┏━━

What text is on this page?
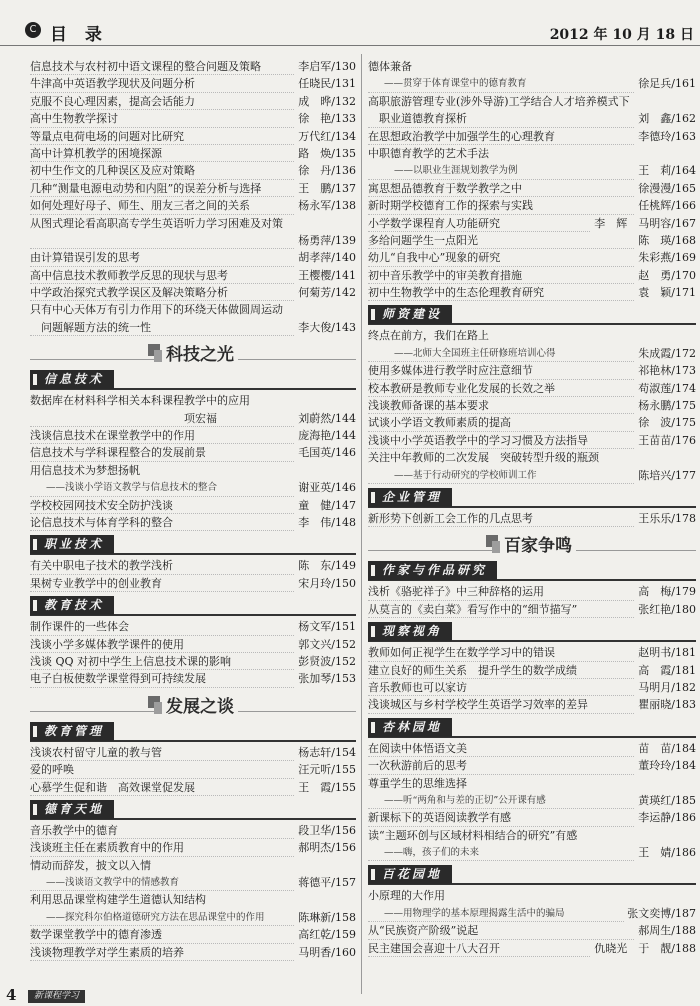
C 目 录	2012 年 10 月 18 日
信息技术与农村初中语文课程的整合问题及策略	李启军/130
牛津高中英语教学现状及问题分析	任晓民/131
克服不良心理因素，提高会话能力	成　晔/132
高中生物教学探讨	徐　艳/133
等量点电荷电场的问题对比研究	万代红/134
高中计算机教学的困境探源	路　焕/135
初中生作文的几种误区及应对策略	徐　丹/136
几种“测量电源电动势和内阻”的误差分析与选择	王　鹏/137
如何处理好母子、师生、朋友三者之间的关系	杨永军/138
从图式理论看高职高专学生英语听力学习困难及对策
杨勇萍/139
由计算错误引发的思考	胡孝萍/140
高中信息技术教师教学反思的现状与思考	王樱樱/141
中学政治探究式教学误区及解决策略分析	何菊芳/142
只有中心天体万有引力作用下的环绕天体做圆周运动
　问题解题方法的统一性	李大俊/143
科技之光
信息技术
数据库在材料科学相关本科课程教学中的应用
　　　　　　　　　　　　　　项宏福	刘蔚然/144
浅谈信息技术在课堂教学中的作用	庞海艳/144
信息技术与学科课程整合的发展前景	毛国英/146
用信息技术为梦想扬帆
——浅谈小学语文教学与信息技术的整合	谢亚英/146
学校校园网技术安全防护浅谈	童　健/147
论信息技术与体育学科的整合	李　伟/148
职业技术
有关中职电子技术的教学浅析	陈　东/149
果树专业教学中的创业教育	宋月玲/150
教育技术
制作课件的一些体会	杨文军/151
浅谈小学多媒体教学课件的使用	郭文兴/152
浅谈 QQ 对初中学生上信息技术课的影响	彭贤波/152
电子白板使数学课堂得到可持续发展	张加琴/153
发展之谈
教育管理
浅谈农村留守儿童的教与管	杨志轩/154
爱的呼唤	汪元听/155
心慕学生促和谐　高效课堂促发展	王　霞/155
德育天地
音乐教学中的德育	段卫华/156
浅谈班主任在素质教育中的作用	郝明杰/156
情动而辞发，披文以入情
——浅谈语文教学中的情感教育	蒋德平/157
利用思品课堂构建学生道德认知结构
——探究科尔伯格道德研究方法在思品课堂中的作用	陈琳新/158
数学课堂教学中的德育渗透	高红乾/159
浅谈物理教学对学生素质的培养	马明香/160
德体兼备
——贯穿于体育课堂中的德育教育	徐足兵/161
高职旅游管理专业(涉外导游)工学结合人才培养模式下
　职业道德教育探析	刘　鑫/162
在思想政治教学中加强学生的心理教育	李德玲/163
中职德育教学的艺术手法
——以职业生涯规划教学为例	王　莉/164
寓思想品德教育于数学教学之中	徐漫漫/165
新时期学校德育工作的探索与实践	任桃辉/166
小学数学课程育人功能研究	李　辉　马明容/167
多给问题学生一点阳光	陈　瑛/168
幼儿“自我中心”现象的研究	朱彩燕/169
初中音乐教学中的审美教育措施	赵　勇/170
初中生物教学中的生态伦理教育研究	袁　颖/171
师资建设
终点在前方，我们在路上
——北师大全国班主任研修班培训心得	朱成霞/172
使用多媒体进行教学时应注意细节	祁艳林/173
校本教研是教师专业化发展的长效之举	苟淑莲/174
浅谈教师备课的基本要求	杨永鹏/175
试谈小学语文教师素质的提高	徐　波/175
浅谈中小学英语教学中的学习习惯及方法指导	王苗苗/176
关注中年教师的二次发展　突破转型升级的瓶颈
——基于行动研究的学校师训工作	陈培兴/177
企业管理
新形势下创新工会工作的几点思考	王乐乐/178
百家争鸣
作家与作品研究
浅析《骆驼祥子》中三种辞格的运用	高　梅/179
从莫言的《卖白菜》看写作中的“细节描写”	张红艳/180
现察视角
教师如何正视学生在数学学习中的错误	赵明书/181
建立良好的师生关系　提升学生的数学成绩	高　霞/181
音乐教师也可以家访	马明月/182
浅谈城区与乡村学校学生英语学习效率的差异	瞿丽晓/183
杏林园地
在阅读中体悟语文美	苗　苗/184
一次秋游前后的思考	董玲玲/184
尊重学生的思维选择
——听“两角和与差的正切”公开课有感	黄瑛红/185
新课标下的英语阅读教学有感	李运静/186
读“主题环创与区域材料相结合的研究”有感
——嗨，孩子们的未来	王　婧/186
百花园地
小原理的大作用
——用物理学的基本原理揭露生活中的骗局	张文奕博/187
从“民族资产阶级”说起	郝周生/188
民主建国会喜迎十八大召开	仇晓光　于　靓/188
4	新课程学习
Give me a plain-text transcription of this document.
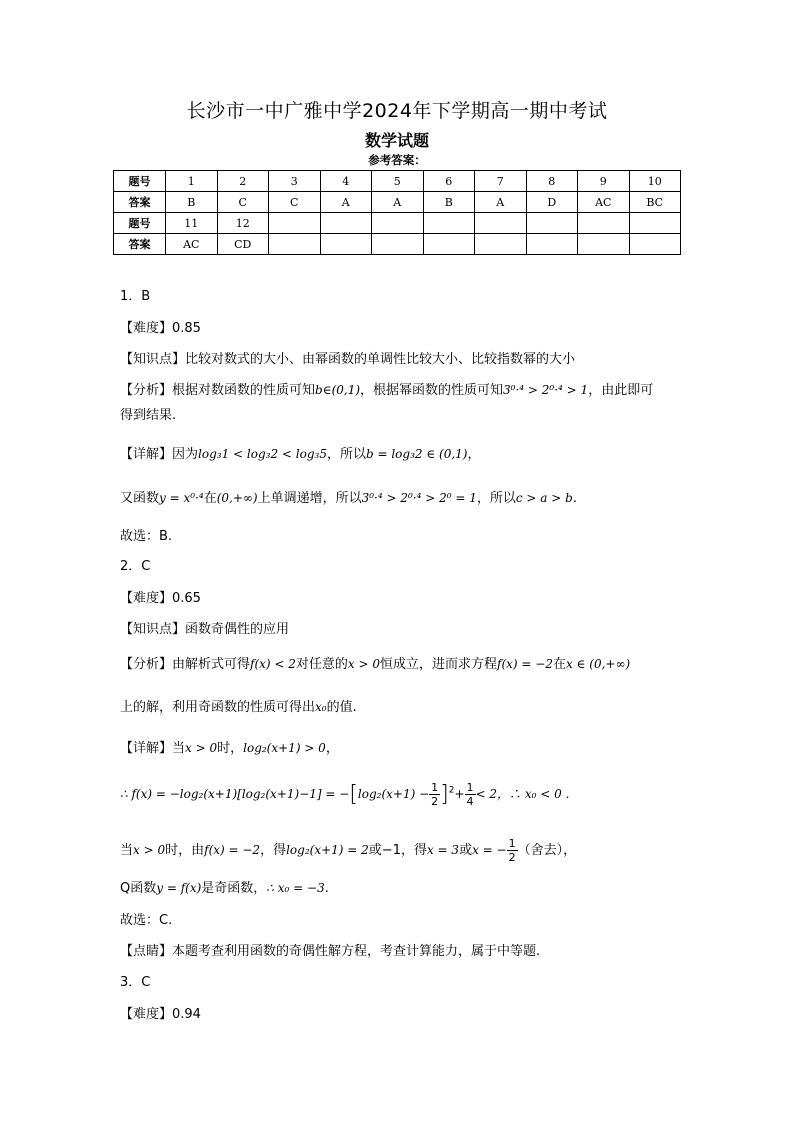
长沙市一中广雅中学2024年下学期高一期中考试
数学试题
参考答案：
题号	1	2	3	4	5	6	7	8	9	10
答案	B	C	C	A	A	B	A	D	AC	BC
题号	11	12								
答案	AC	CD								
1．B
【难度】0.85
【知识点】比较对数式的大小、由幂函数的单调性比较大小、比较指数幂的大小
【分析】根据对数函数的性质可知b∈(0,1)，根据幂函数的性质可知3⁰·⁴ > 2⁰·⁴ > 1，由此即可
得到结果.
【详解】因为log₃1 < log₃2 < log₃5，所以b = log₃2 ∈ (0,1)，
又函数y = x⁰·⁴在(0,+∞)上单调递增，所以3⁰·⁴ > 2⁰·⁴ > 2⁰ = 1，所以c > a > b.
故选：B.
2．C
【难度】0.65
【知识点】函数奇偶性的应用
【分析】由解析式可得f(x) < 2对任意的x > 0恒成立，进而求方程f(x) = −2在x ∈ (0,+∞)
上的解，利用奇函数的性质可得出x₀的值.
【详解】当x > 0时，log₂(x+1) > 0，
∴ $f(x) = -\log_2(x+1)[\log_2(x+1)-1] = -[\log_2(x+1) - \frac{1}{2} ]^2+ \frac{1}{4} < 2$，∴ x₀ < 0 .
当x > 0时，由f(x) = −2，得log₂(x+1) = 2或−1，得x = 3或x = − $\frac{1}{2}$ （舍去），
Q函数y = f(x)是奇函数，∴ x₀ = −3.
故选：C.
【点睛】本题考查利用函数的奇偶性解方程，考查计算能力，属于中等题.
3．C
【难度】0.94
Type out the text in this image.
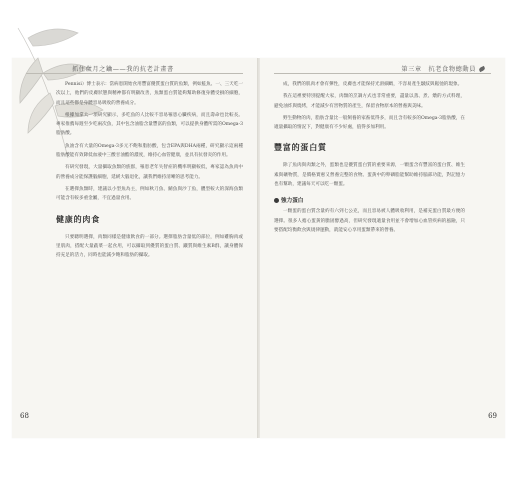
抓住歲月之鑰——我的抗老計畫書

Pennisi）博士表示：當病患開始食用豐富優質蛋白質的魚類，例如鮭魚、一、三天吃一次以上，他們的皮膚狀態與精神都有明顯改善，魚類蛋白質能夠幫助修復身體受損的細胞，而且這些都是身體容易吸收的營養成分。

根據加拿大一項研究顯示，多吃魚的人比較不容易罹患心臟疾病，而且壽命也比較長。專家推薦每週至少吃兩次魚，其中包含油脂含量豐富的魚類，可以提供身體所需的Omega-3脂肪酸。

魚油含有大量的Omega-3多元不飽和脂肪酸，包含EPA與DHA兩種，研究顯示這兩種脂肪酸能有效降低血液中三酸甘油酯的濃度，維持心血管健康，並具有抗發炎的作用。

有研究發現，大量攝取魚類的族群，罹患老年失智症的機率明顯較低，專家認為魚肉中的營養成分能保護腦細胞，延緩大腦退化，讓我們維持清晰的思考能力。

在選擇魚類時，建議以小型魚為主，例如秋刀魚、鯖魚與沙丁魚，體型較大的深海魚類可能含有較多重金屬，不宜過量食用。

健康的肉食

只要聰明選擇，肉類同樣是健康飲食的一部分。選擇脂肪含量低的部位，例如雞胸肉或里肌肉，搭配大量蔬菜一起食用，可以攝取到優質的蛋白質、鐵質與維生素B群，讓身體保持充足的活力，同時也能減少飽和脂肪的攝取。

68
第三章　抗老食物總動員

成，我們的肌肉才會有彈性，皮膚也才能保持光滑細緻，不容易產生皺紋與鬆弛的現象。

我在這裡要特別提醒大家，肉類的烹調方式也非常重要，盡量以蒸、煮、燉的方式料理，避免油炸與燒烤，才能減少有害物質的產生，保留食物原本的營養與美味。

野生動物的肉，脂肪含量比一般飼養的家畜低得多，而且含有較多的Omega-3脂肪酸，在適量攝取的情況下，對健康有不少好處，值得多加利用。

豐富的蛋白質

除了魚肉與肉類之外，蛋類也是優質蛋白質的重要來源，一顆蛋含有豐富的蛋白質、維生素與礦物質，是價格實惠又營養完整的食物。蛋黃中的卵磷脂能幫助維持腦部功能，對記憶力也有幫助，建議每天可以吃一顆蛋。

強力蛋白

一顆蛋的蛋白質含量約有六到七公克，而且容易被人體吸收利用，是補充蛋白質最方便的選擇。很多人擔心蛋黃的膽固醇過高，但研究發現適量食用並不會增加心血管疾病的風險，只要搭配均衡飲食與規律運動，就能安心享用蛋類帶來的營養。

69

┗━━

- _What is expected_
State how many lines above include the word "this", and nothing more.

- _Response below_
3